------ Exercise data

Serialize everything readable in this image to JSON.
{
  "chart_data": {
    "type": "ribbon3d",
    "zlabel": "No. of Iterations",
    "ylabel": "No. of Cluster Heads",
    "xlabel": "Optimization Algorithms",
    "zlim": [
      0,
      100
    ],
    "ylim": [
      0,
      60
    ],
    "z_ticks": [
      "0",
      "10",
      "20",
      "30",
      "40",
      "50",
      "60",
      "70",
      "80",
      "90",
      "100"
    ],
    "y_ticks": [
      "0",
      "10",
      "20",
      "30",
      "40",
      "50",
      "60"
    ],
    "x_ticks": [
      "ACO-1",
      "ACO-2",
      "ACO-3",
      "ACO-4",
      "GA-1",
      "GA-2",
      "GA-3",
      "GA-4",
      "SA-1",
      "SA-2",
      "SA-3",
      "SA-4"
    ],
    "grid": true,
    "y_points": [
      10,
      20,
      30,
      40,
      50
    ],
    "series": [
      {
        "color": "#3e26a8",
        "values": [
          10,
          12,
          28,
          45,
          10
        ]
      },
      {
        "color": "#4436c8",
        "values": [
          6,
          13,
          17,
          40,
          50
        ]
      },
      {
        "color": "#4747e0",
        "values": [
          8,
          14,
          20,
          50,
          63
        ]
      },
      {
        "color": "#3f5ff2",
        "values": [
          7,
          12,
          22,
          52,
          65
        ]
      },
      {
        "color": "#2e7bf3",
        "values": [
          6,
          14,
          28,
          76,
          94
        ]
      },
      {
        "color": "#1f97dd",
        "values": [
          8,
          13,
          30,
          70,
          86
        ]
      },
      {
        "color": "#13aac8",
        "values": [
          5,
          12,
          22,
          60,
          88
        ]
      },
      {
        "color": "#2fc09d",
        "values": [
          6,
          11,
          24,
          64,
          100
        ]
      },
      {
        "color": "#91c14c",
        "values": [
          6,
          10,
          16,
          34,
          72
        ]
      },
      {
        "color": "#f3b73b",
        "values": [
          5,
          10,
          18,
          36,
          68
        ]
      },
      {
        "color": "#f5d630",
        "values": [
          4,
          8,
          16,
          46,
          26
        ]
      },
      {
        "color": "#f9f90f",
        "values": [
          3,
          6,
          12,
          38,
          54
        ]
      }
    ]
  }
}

------------

Given problem :: Which lines above contain the word "color"? Copy each of them.

Correct response ::
        "color": "#3e26a8",
        "color": "#4436c8",
        "color": "#4747e0",
        "color": "#3f5ff2",
        "color": "#2e7bf3",
        "color": "#1f97dd",
        "color": "#13aac8",
        "color": "#2fc09d",
        "color": "#91c14c",
        "color": "#f3b73b",
        "color": "#f5d630",
        "color": "#f9f90f",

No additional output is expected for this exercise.